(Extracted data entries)
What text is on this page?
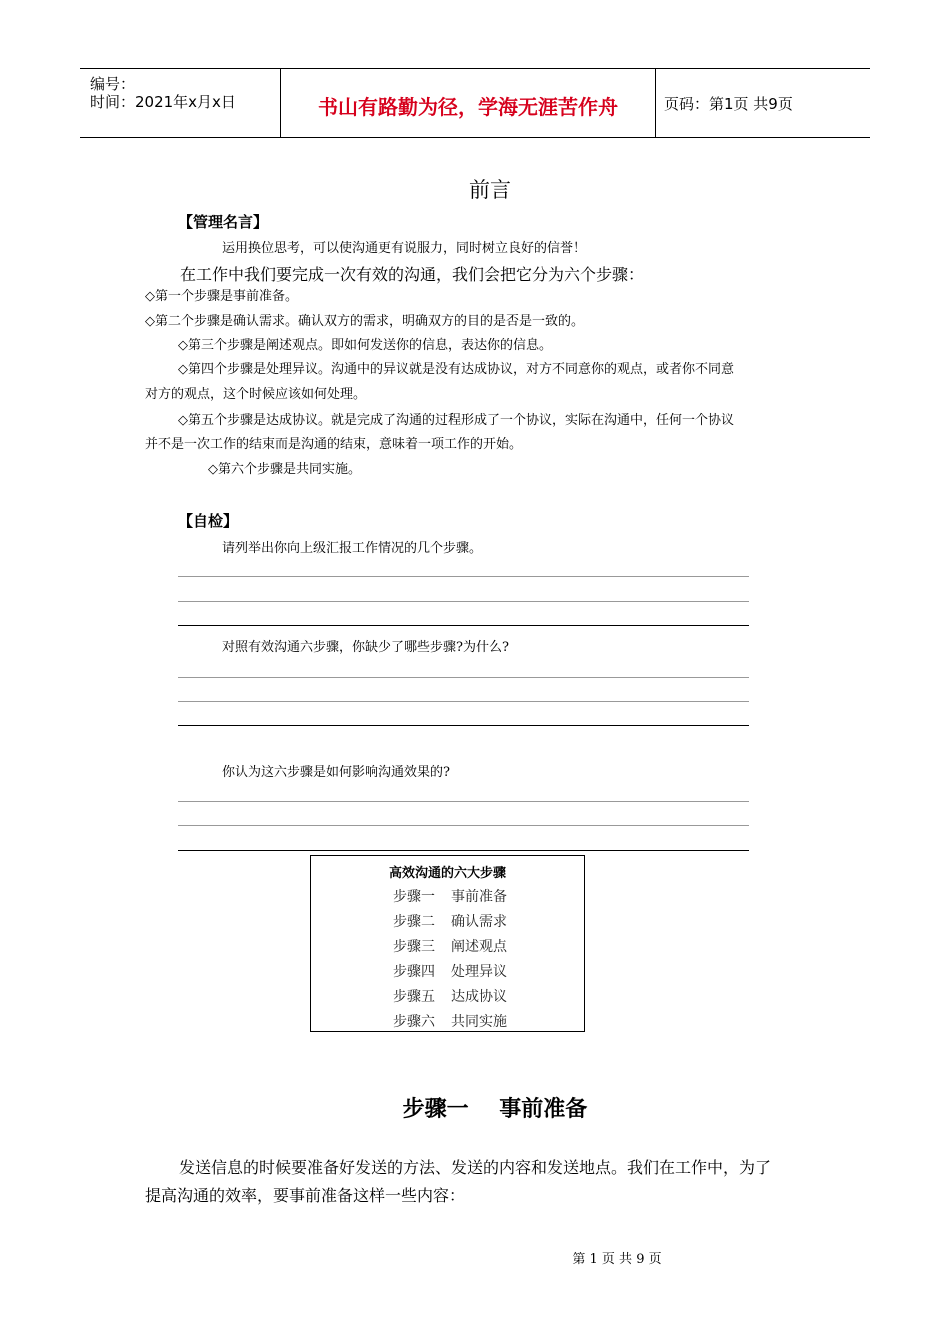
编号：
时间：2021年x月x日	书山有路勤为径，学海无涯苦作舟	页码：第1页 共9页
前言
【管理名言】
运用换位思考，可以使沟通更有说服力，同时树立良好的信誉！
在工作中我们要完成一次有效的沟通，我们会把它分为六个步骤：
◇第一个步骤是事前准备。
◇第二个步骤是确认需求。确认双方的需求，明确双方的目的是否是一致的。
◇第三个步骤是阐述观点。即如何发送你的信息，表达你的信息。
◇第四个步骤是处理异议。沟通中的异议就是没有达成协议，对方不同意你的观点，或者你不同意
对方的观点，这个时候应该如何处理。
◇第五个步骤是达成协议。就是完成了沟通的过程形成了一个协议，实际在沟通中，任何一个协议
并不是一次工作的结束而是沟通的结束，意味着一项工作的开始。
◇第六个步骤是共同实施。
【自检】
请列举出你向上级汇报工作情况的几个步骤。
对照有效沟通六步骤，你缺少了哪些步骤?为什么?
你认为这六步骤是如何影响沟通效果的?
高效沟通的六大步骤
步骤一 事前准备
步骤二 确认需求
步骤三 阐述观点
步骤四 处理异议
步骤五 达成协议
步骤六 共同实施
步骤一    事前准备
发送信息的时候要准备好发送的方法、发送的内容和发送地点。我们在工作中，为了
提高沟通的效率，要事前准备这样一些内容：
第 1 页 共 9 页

* _Task brief_: Will you restate every entry word for word and omit the images?

* _Response to this exercise_:
What text is on this page?
编号：
时间：2021年x月x日	书山有路勤为径，学海无涯苦作舟	页码：第1页 共9页
前言
【管理名言】
运用换位思考，可以使沟通更有说服力，同时树立良好的信誉！
在工作中我们要完成一次有效的沟通，我们会把它分为六个步骤：
◇第一个步骤是事前准备。
◇第二个步骤是确认需求。确认双方的需求，明确双方的目的是否是一致的。
◇第三个步骤是阐述观点。即如何发送你的信息，表达你的信息。
◇第四个步骤是处理异议。沟通中的异议就是没有达成协议，对方不同意你的观点，或者你不同意
对方的观点，这个时候应该如何处理。
◇第五个步骤是达成协议。就是完成了沟通的过程形成了一个协议，实际在沟通中，任何一个协议
并不是一次工作的结束而是沟通的结束，意味着一项工作的开始。
◇第六个步骤是共同实施。
【自检】
请列举出你向上级汇报工作情况的几个步骤。
对照有效沟通六步骤，你缺少了哪些步骤?为什么?
你认为这六步骤是如何影响沟通效果的?
高效沟通的六大步骤
步骤一 事前准备
步骤二 确认需求
步骤三 阐述观点
步骤四 处理异议
步骤五 达成协议
步骤六 共同实施
步骤一    事前准备
发送信息的时候要准备好发送的方法、发送的内容和发送地点。我们在工作中，为了
提高沟通的效率，要事前准备这样一些内容：
第 1 页 共 9 页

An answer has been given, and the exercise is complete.